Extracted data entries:
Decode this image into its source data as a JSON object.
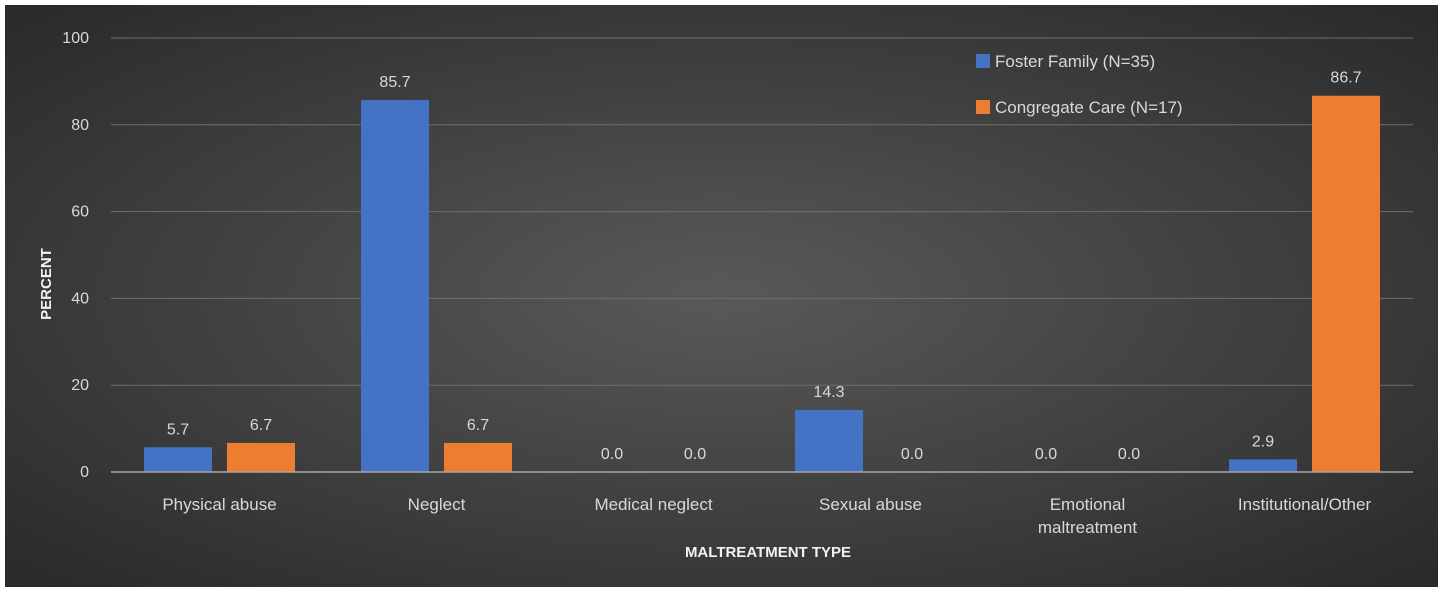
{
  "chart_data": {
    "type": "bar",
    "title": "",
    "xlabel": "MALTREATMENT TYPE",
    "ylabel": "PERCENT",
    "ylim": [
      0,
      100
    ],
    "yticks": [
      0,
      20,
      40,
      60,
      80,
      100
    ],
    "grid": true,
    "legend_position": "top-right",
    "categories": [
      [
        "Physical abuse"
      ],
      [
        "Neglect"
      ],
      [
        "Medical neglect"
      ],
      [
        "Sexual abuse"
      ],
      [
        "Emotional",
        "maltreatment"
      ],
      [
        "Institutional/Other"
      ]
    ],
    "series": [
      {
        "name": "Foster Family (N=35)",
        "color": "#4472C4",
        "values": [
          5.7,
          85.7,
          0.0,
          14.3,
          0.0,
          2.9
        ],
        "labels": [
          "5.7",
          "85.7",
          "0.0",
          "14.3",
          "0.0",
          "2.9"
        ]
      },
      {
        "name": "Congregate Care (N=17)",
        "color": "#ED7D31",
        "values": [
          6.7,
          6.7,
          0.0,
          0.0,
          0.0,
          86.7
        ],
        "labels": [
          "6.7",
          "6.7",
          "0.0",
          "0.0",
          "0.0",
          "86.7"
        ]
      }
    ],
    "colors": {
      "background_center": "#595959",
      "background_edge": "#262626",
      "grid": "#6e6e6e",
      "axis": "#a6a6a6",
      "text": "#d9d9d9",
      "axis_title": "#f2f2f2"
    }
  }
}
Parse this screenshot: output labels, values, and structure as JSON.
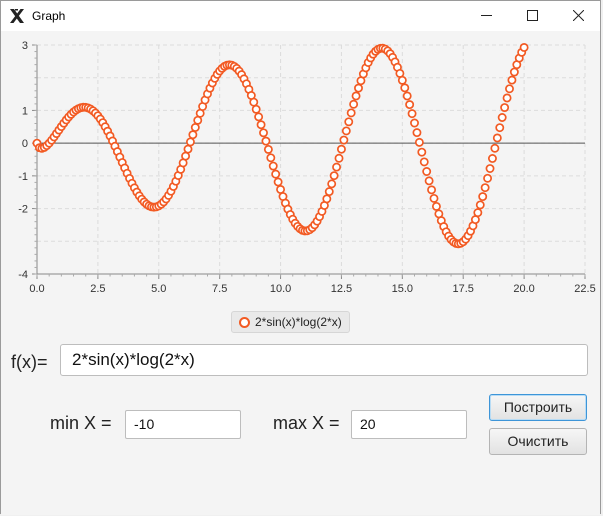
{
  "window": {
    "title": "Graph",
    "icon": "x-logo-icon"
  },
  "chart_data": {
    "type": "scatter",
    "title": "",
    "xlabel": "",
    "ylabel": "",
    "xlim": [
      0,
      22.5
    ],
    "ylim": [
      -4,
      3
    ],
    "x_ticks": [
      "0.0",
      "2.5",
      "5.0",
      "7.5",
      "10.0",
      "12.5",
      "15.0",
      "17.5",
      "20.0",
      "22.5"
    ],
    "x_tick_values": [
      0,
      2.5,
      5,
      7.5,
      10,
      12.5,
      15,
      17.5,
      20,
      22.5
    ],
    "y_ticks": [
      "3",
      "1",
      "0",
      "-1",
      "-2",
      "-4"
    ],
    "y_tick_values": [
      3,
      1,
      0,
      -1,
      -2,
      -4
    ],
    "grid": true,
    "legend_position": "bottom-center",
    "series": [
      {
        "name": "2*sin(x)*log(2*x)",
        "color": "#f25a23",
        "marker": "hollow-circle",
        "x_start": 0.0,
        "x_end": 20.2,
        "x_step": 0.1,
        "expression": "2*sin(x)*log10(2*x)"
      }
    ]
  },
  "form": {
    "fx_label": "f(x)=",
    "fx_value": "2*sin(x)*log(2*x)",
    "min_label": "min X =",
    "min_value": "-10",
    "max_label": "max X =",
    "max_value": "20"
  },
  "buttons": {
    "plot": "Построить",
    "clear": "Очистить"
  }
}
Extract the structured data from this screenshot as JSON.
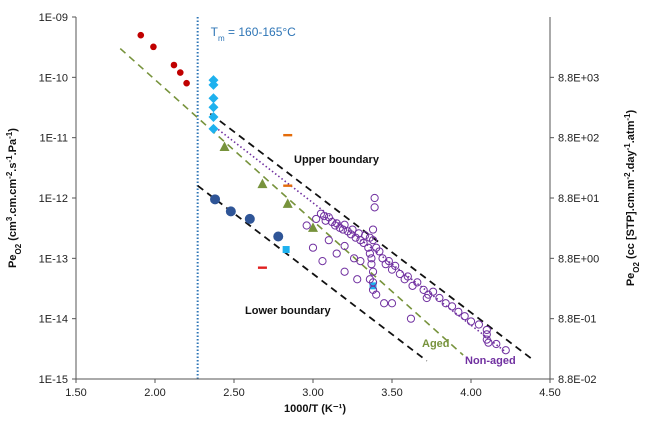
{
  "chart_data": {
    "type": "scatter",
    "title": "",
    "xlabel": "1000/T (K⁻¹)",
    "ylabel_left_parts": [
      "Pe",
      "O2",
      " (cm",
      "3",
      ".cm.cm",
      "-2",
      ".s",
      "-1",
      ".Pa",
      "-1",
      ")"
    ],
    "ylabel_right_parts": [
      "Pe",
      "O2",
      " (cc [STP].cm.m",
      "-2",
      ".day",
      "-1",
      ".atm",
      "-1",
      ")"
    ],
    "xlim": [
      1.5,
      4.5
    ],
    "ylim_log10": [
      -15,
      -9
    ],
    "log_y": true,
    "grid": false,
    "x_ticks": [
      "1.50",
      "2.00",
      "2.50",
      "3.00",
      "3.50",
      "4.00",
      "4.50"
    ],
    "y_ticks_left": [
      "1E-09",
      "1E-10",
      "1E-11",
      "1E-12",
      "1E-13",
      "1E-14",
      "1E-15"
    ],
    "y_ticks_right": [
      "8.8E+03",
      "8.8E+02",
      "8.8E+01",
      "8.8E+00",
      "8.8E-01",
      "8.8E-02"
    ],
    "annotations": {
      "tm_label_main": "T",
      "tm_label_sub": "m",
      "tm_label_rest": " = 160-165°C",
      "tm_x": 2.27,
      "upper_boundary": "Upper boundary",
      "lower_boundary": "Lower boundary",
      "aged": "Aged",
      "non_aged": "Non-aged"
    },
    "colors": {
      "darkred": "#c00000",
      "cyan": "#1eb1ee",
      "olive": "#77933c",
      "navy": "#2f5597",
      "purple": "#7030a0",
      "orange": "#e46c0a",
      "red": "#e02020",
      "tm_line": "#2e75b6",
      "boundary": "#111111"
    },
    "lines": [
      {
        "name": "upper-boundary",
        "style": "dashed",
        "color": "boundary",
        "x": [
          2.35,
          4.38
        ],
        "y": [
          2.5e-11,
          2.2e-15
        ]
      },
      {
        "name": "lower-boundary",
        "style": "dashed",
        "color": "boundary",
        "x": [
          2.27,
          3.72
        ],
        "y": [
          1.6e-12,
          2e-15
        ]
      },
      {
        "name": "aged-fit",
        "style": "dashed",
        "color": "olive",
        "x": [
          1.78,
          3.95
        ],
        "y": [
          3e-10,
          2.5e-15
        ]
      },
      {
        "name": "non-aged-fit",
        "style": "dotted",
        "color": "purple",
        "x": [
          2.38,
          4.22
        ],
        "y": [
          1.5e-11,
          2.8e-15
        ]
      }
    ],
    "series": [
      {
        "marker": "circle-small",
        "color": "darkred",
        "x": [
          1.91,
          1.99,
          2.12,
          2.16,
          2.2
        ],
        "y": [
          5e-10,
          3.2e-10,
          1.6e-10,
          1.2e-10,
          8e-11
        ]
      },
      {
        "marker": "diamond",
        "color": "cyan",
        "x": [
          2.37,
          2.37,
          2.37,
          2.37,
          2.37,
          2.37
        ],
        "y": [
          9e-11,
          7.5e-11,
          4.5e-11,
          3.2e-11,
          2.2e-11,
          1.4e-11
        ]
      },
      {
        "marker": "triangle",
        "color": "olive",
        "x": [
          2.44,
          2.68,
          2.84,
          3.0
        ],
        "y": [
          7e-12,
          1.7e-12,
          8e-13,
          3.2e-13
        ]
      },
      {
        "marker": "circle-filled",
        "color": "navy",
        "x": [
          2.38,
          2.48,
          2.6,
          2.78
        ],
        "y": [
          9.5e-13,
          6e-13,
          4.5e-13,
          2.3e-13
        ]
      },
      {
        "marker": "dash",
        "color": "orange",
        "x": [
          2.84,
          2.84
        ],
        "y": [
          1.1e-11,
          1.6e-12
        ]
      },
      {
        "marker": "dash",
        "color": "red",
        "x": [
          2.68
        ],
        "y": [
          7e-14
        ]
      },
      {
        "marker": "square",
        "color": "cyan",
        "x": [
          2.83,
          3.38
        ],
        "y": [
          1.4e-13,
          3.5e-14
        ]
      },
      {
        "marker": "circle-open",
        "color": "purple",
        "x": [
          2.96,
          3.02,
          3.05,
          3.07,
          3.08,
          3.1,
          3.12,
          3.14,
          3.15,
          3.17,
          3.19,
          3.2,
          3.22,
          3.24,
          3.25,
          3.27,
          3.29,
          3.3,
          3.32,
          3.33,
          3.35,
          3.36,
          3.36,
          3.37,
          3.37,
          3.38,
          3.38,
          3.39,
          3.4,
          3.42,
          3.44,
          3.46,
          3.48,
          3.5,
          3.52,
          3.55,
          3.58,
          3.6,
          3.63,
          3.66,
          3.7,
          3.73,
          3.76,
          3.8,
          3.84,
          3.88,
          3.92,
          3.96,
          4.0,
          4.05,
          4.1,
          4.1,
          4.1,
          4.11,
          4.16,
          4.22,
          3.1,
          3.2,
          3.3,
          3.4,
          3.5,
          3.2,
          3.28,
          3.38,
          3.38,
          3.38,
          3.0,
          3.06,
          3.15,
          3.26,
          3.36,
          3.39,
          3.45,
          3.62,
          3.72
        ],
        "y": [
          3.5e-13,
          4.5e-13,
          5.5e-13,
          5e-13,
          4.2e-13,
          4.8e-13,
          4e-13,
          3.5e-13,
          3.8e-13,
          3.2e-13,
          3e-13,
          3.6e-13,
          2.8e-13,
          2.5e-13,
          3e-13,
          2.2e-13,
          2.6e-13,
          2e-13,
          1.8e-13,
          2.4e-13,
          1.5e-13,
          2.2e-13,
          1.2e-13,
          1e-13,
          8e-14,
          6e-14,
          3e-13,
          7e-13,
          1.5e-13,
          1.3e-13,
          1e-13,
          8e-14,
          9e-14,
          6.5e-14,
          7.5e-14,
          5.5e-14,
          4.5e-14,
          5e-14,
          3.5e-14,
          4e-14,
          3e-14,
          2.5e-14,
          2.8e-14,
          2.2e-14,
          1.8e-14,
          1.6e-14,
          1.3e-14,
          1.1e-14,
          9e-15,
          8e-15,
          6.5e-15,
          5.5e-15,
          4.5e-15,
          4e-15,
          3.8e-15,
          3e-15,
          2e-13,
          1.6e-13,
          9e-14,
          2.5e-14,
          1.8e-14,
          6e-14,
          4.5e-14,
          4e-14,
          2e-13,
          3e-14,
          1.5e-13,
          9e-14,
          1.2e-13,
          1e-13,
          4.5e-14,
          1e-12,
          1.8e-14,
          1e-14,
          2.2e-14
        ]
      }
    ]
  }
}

» **What to do**
Find the lines holding "marker" and list every one.

» **Answer for the task**
        "marker": "hollow-circle",
        "marker": "circle-small",
        "marker": "diamond",
        "marker": "triangle",
        "marker": "circle-filled",
        "marker": "dash",
        "marker": "dash",
        "marker": "square",
        "marker": "circle-open",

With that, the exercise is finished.